▶
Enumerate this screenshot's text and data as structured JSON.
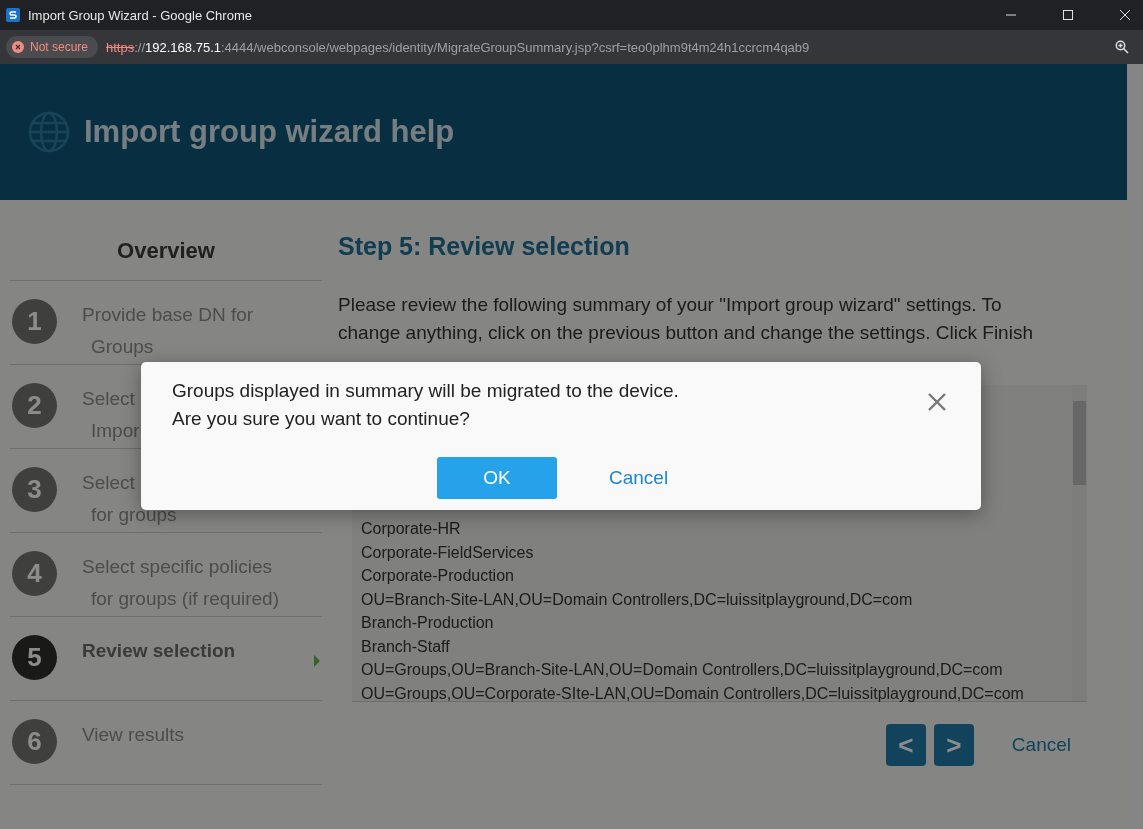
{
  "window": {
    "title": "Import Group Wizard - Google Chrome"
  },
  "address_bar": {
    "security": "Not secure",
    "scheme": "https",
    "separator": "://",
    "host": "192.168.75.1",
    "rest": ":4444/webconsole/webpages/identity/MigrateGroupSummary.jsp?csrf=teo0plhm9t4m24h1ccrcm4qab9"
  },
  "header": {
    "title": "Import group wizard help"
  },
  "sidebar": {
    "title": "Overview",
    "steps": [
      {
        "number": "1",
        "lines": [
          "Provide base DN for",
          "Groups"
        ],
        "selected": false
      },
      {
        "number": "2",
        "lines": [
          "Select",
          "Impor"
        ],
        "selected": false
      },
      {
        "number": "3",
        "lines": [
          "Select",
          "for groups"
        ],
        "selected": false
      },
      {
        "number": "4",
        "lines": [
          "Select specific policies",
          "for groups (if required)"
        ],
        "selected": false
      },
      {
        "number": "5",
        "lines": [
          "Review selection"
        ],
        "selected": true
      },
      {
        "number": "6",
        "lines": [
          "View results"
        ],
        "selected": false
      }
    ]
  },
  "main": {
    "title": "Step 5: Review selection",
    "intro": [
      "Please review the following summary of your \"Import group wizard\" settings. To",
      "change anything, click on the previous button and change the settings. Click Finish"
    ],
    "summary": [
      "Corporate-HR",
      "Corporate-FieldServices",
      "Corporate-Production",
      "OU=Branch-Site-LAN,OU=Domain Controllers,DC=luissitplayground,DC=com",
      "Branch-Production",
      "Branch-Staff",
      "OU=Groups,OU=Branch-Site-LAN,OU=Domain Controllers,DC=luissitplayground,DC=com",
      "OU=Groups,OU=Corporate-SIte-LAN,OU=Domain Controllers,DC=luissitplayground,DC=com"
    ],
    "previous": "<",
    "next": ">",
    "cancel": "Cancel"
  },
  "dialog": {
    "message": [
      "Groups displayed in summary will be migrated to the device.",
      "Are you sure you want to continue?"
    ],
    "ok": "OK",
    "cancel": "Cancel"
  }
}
◀
▶
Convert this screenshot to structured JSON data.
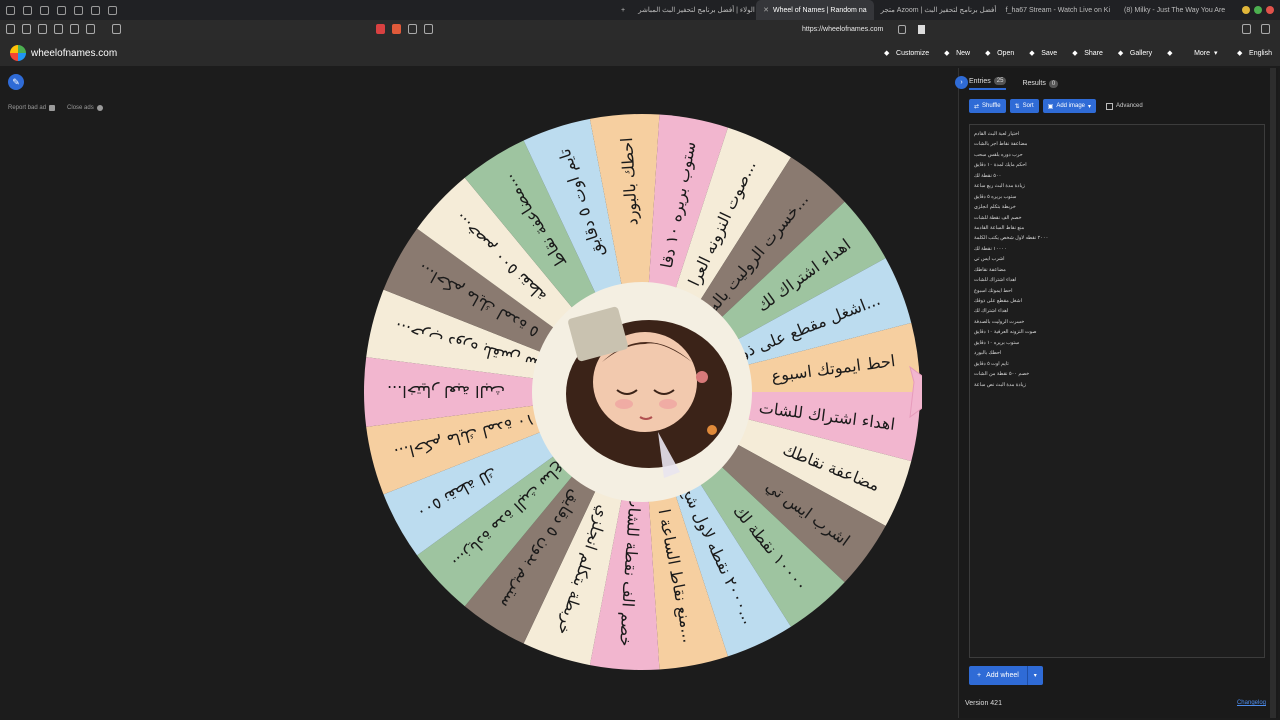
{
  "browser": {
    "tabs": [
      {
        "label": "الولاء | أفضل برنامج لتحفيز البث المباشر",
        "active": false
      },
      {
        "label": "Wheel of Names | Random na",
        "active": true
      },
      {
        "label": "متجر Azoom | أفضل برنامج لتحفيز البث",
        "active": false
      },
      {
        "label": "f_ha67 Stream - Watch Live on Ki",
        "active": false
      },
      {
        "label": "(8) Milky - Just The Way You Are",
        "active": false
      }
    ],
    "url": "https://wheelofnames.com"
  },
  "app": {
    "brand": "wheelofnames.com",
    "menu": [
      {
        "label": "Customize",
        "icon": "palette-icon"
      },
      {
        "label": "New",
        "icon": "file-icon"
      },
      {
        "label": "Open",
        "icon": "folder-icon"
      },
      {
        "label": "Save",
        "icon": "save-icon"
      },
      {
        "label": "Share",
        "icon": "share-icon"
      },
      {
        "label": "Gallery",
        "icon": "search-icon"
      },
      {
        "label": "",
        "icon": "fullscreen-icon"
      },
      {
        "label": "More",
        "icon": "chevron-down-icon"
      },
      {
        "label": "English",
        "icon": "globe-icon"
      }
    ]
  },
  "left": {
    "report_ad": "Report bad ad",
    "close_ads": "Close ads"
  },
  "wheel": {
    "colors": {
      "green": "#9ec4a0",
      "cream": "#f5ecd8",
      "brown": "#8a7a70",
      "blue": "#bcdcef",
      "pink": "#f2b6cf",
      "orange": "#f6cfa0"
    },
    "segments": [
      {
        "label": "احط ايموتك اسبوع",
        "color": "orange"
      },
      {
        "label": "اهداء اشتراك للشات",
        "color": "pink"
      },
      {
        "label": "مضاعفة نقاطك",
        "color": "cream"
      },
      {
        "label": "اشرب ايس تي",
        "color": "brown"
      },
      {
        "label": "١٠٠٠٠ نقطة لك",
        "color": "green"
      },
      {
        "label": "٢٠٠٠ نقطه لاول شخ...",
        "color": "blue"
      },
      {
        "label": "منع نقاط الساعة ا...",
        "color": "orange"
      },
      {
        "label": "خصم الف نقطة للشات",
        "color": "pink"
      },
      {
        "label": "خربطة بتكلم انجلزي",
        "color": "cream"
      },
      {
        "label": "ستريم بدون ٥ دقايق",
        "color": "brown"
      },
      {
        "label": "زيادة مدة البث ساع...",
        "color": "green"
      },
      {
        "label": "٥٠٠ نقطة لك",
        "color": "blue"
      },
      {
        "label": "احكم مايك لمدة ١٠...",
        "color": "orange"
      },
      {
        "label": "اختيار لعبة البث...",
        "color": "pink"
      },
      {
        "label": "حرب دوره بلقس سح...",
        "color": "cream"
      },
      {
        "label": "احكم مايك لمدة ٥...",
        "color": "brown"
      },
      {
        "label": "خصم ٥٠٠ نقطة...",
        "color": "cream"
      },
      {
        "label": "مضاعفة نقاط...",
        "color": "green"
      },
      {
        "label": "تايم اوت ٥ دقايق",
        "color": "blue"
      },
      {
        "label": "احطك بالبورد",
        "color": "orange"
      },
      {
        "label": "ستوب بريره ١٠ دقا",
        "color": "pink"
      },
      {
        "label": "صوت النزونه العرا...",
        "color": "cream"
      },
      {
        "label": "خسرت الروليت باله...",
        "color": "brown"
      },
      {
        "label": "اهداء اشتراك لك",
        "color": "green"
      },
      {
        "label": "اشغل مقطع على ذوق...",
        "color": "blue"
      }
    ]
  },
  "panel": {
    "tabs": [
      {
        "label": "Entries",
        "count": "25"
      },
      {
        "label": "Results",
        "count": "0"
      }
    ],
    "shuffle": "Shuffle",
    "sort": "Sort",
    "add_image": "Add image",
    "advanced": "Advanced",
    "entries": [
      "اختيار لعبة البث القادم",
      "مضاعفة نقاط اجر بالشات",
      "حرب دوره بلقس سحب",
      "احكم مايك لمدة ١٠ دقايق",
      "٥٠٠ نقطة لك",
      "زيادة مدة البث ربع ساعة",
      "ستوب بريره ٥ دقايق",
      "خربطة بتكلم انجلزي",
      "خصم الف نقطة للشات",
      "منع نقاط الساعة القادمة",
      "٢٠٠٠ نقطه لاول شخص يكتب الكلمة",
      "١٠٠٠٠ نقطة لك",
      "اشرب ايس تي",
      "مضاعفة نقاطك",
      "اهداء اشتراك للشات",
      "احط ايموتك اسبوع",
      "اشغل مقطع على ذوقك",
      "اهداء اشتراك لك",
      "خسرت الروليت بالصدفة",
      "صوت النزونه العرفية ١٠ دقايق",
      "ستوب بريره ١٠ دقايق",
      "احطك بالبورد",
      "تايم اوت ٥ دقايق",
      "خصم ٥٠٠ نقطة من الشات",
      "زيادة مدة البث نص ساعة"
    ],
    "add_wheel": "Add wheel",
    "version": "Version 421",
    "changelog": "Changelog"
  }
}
◀
AIM OF THE EXERCISE >> Search the listing above for the string "بلقس". Copy every line that contains it.

SOLUTION TO THIS TASK >>
        "label": "حرب دوره بلقس سح...",
      "حرب دوره بلقس سحب",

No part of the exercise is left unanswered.